◆ **Problem to solve**
Output the full material exactly as it appears here.

--- START Source material ---

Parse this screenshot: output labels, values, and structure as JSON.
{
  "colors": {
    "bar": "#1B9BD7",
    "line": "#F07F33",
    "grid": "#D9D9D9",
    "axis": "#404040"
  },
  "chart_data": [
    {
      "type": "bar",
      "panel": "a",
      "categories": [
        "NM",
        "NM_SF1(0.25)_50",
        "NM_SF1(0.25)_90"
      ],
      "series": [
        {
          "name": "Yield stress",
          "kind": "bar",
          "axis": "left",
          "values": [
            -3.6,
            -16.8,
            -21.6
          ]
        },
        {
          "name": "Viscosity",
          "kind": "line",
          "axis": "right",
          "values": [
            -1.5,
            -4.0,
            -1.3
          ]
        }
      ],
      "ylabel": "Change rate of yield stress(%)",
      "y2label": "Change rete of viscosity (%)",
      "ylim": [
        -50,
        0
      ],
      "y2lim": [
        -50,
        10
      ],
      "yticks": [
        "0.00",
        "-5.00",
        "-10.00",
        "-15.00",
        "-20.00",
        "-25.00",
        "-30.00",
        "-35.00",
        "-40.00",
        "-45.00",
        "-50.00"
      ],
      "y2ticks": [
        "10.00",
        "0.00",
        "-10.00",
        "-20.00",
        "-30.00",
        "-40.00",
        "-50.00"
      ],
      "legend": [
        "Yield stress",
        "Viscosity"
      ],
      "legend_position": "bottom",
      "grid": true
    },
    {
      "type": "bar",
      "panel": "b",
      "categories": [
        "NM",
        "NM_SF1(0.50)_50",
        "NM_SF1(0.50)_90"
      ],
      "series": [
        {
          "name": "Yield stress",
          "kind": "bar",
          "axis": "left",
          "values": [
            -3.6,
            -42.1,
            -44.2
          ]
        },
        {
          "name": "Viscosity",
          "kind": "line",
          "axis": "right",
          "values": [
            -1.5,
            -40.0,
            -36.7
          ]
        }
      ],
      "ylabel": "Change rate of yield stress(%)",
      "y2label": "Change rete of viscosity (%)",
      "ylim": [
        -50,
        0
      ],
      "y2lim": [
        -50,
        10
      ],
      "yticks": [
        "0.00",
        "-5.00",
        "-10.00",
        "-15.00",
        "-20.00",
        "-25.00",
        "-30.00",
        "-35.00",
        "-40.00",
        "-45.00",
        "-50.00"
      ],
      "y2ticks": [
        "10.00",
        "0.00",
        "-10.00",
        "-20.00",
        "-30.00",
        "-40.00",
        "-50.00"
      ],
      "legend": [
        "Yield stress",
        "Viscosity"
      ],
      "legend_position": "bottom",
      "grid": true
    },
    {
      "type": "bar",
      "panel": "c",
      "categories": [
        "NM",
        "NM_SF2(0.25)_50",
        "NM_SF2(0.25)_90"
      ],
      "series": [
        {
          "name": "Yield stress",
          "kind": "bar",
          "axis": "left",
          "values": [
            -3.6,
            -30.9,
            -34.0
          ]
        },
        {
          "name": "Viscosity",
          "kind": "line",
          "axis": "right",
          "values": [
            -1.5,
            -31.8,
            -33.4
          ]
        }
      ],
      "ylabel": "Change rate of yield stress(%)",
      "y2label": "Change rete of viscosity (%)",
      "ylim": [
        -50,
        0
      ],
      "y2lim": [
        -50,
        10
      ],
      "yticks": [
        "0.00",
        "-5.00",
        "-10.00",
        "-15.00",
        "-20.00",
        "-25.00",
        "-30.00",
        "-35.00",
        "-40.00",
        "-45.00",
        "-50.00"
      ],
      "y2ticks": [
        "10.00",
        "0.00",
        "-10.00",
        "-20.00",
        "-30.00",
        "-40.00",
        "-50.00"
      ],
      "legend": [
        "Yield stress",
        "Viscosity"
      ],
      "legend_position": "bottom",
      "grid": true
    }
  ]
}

--- END Source material ---

◆ **Written response**
Parse this screenshot: output labels, values, and structure as JSON.
{
  "colors": {
    "bar": "#1B9BD7",
    "line": "#F07F33",
    "grid": "#D9D9D9",
    "axis": "#404040"
  },
  "chart_data": [
    {
      "type": "bar",
      "panel": "a",
      "categories": [
        "NM",
        "NM_SF1(0.25)_50",
        "NM_SF1(0.25)_90"
      ],
      "series": [
        {
          "name": "Yield stress",
          "kind": "bar",
          "axis": "left",
          "values": [
            -3.6,
            -16.8,
            -21.6
          ]
        },
        {
          "name": "Viscosity",
          "kind": "line",
          "axis": "right",
          "values": [
            -1.5,
            -4.0,
            -1.3
          ]
        }
      ],
      "ylabel": "Change rate of yield stress(%)",
      "y2label": "Change rete of viscosity (%)",
      "ylim": [
        -50,
        0
      ],
      "y2lim": [
        -50,
        10
      ],
      "yticks": [
        "0.00",
        "-5.00",
        "-10.00",
        "-15.00",
        "-20.00",
        "-25.00",
        "-30.00",
        "-35.00",
        "-40.00",
        "-45.00",
        "-50.00"
      ],
      "y2ticks": [
        "10.00",
        "0.00",
        "-10.00",
        "-20.00",
        "-30.00",
        "-40.00",
        "-50.00"
      ],
      "legend": [
        "Yield stress",
        "Viscosity"
      ],
      "legend_position": "bottom",
      "grid": true
    },
    {
      "type": "bar",
      "panel": "b",
      "categories": [
        "NM",
        "NM_SF1(0.50)_50",
        "NM_SF1(0.50)_90"
      ],
      "series": [
        {
          "name": "Yield stress",
          "kind": "bar",
          "axis": "left",
          "values": [
            -3.6,
            -42.1,
            -44.2
          ]
        },
        {
          "name": "Viscosity",
          "kind": "line",
          "axis": "right",
          "values": [
            -1.5,
            -40.0,
            -36.7
          ]
        }
      ],
      "ylabel": "Change rate of yield stress(%)",
      "y2label": "Change rete of viscosity (%)",
      "ylim": [
        -50,
        0
      ],
      "y2lim": [
        -50,
        10
      ],
      "yticks": [
        "0.00",
        "-5.00",
        "-10.00",
        "-15.00",
        "-20.00",
        "-25.00",
        "-30.00",
        "-35.00",
        "-40.00",
        "-45.00",
        "-50.00"
      ],
      "y2ticks": [
        "10.00",
        "0.00",
        "-10.00",
        "-20.00",
        "-30.00",
        "-40.00",
        "-50.00"
      ],
      "legend": [
        "Yield stress",
        "Viscosity"
      ],
      "legend_position": "bottom",
      "grid": true
    },
    {
      "type": "bar",
      "panel": "c",
      "categories": [
        "NM",
        "NM_SF2(0.25)_50",
        "NM_SF2(0.25)_90"
      ],
      "series": [
        {
          "name": "Yield stress",
          "kind": "bar",
          "axis": "left",
          "values": [
            -3.6,
            -30.9,
            -34.0
          ]
        },
        {
          "name": "Viscosity",
          "kind": "line",
          "axis": "right",
          "values": [
            -1.5,
            -31.8,
            -33.4
          ]
        }
      ],
      "ylabel": "Change rate of yield stress(%)",
      "y2label": "Change rete of viscosity (%)",
      "ylim": [
        -50,
        0
      ],
      "y2lim": [
        -50,
        10
      ],
      "yticks": [
        "0.00",
        "-5.00",
        "-10.00",
        "-15.00",
        "-20.00",
        "-25.00",
        "-30.00",
        "-35.00",
        "-40.00",
        "-45.00",
        "-50.00"
      ],
      "y2ticks": [
        "10.00",
        "0.00",
        "-10.00",
        "-20.00",
        "-30.00",
        "-40.00",
        "-50.00"
      ],
      "legend": [
        "Yield stress",
        "Viscosity"
      ],
      "legend_position": "bottom",
      "grid": true
    }
  ]
}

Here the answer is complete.